**WHAT THE EXERCISE ASKS**
Each record below should be output verbatim, without pictures.

**DATASET ENTRIES**
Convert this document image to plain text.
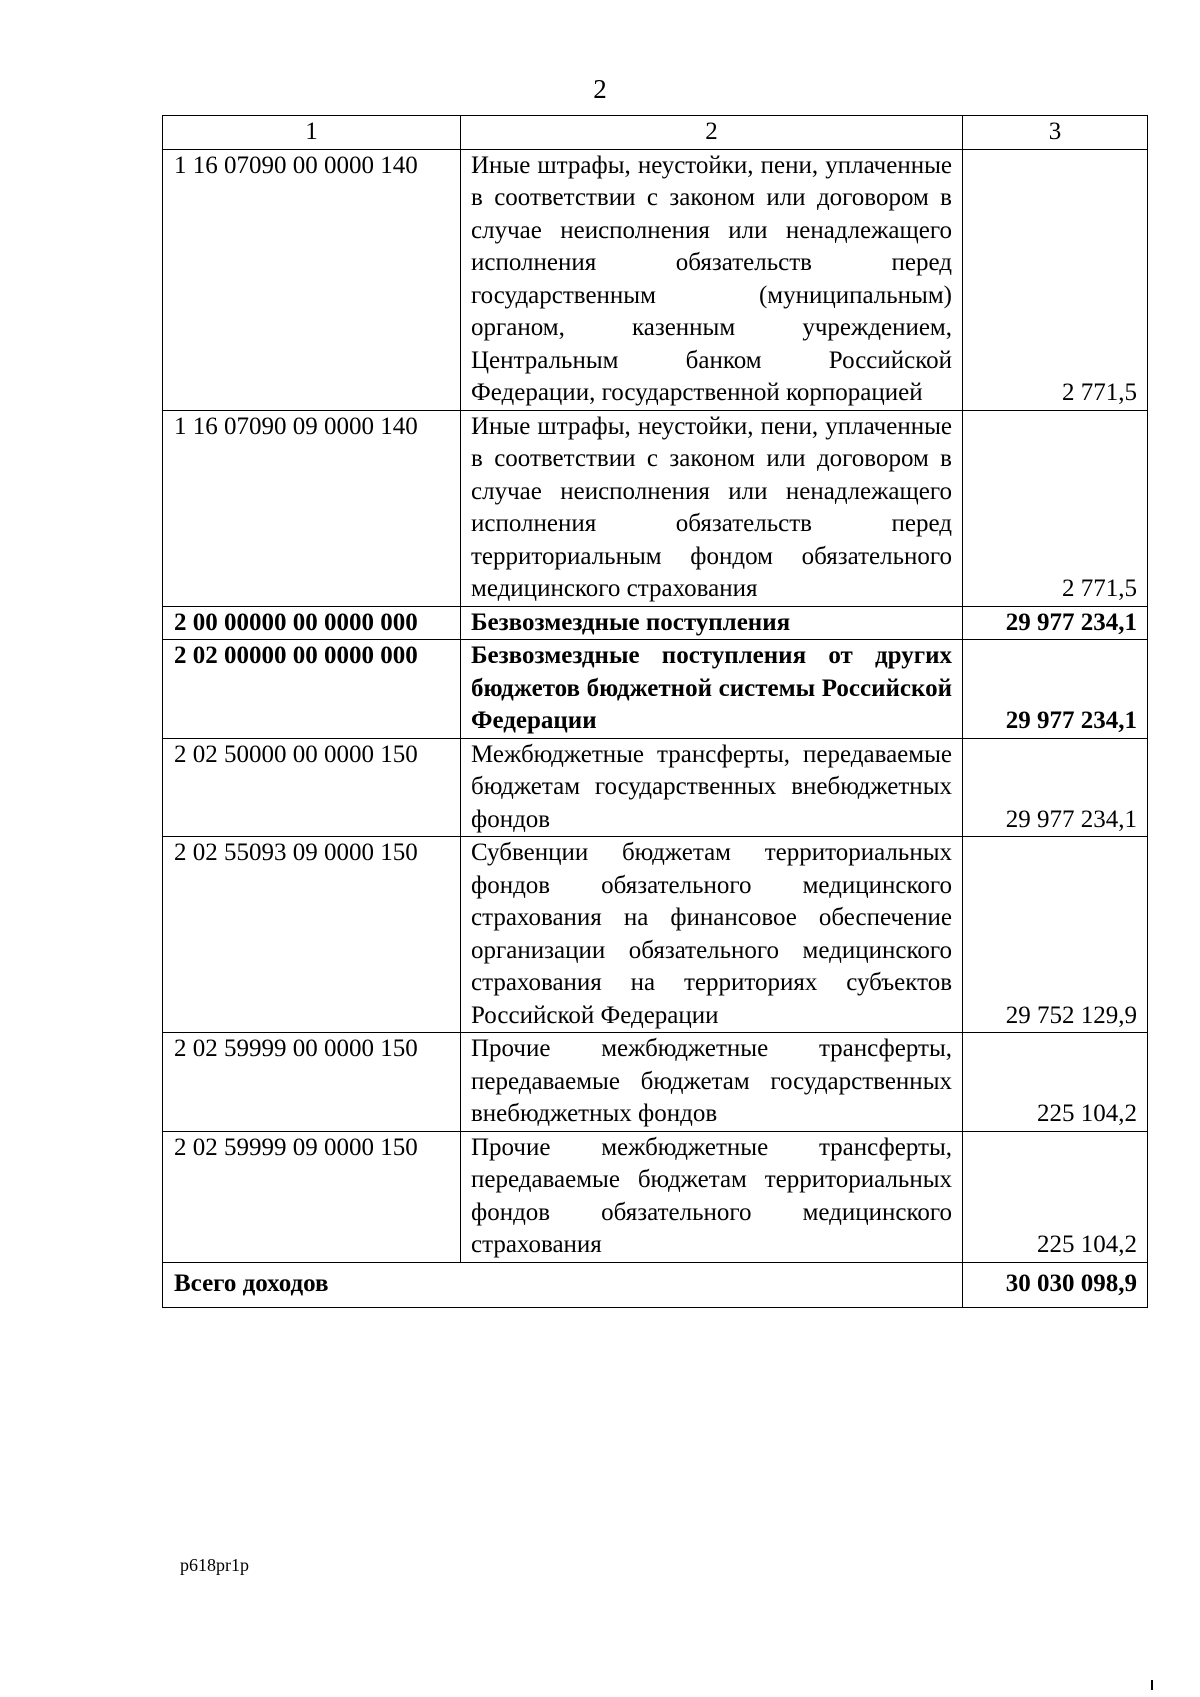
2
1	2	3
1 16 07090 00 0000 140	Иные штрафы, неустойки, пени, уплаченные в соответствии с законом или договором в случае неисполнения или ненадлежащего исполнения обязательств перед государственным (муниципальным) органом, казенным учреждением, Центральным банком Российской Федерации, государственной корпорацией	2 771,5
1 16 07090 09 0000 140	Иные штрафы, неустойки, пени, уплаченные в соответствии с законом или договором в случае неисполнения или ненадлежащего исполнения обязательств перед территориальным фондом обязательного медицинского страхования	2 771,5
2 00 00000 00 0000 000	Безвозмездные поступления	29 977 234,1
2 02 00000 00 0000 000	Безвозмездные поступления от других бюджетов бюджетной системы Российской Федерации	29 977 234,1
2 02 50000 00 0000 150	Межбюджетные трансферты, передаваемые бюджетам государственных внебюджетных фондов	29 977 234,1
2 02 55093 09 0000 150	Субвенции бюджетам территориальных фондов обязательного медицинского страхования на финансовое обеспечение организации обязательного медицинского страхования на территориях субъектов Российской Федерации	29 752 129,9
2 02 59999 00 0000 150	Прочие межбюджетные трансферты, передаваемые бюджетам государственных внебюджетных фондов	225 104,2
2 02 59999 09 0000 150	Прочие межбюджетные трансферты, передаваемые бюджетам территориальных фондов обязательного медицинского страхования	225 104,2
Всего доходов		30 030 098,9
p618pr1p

**WRITTEN ANSWER**
Convert this document image to plain text.
2
1	2	3
1 16 07090 00 0000 140	Иные штрафы, неустойки, пени, уплаченные в соответствии с законом или договором в случае неисполнения или ненадлежащего исполнения обязательств перед государственным (муниципальным) органом, казенным учреждением, Центральным банком Российской Федерации, государственной корпорацией	2 771,5
1 16 07090 09 0000 140	Иные штрафы, неустойки, пени, уплаченные в соответствии с законом или договором в случае неисполнения или ненадлежащего исполнения обязательств перед территориальным фондом обязательного медицинского страхования	2 771,5
2 00 00000 00 0000 000	Безвозмездные поступления	29 977 234,1
2 02 00000 00 0000 000	Безвозмездные поступления от других бюджетов бюджетной системы Российской Федерации	29 977 234,1
2 02 50000 00 0000 150	Межбюджетные трансферты, передаваемые бюджетам государственных внебюджетных фондов	29 977 234,1
2 02 55093 09 0000 150	Субвенции бюджетам территориальных фондов обязательного медицинского страхования на финансовое обеспечение организации обязательного медицинского страхования на территориях субъектов Российской Федерации	29 752 129,9
2 02 59999 00 0000 150	Прочие межбюджетные трансферты, передаваемые бюджетам государственных внебюджетных фондов	225 104,2
2 02 59999 09 0000 150	Прочие межбюджетные трансферты, передаваемые бюджетам территориальных фондов обязательного медицинского страхования	225 104,2
Всего доходов		30 030 098,9
p618pr1p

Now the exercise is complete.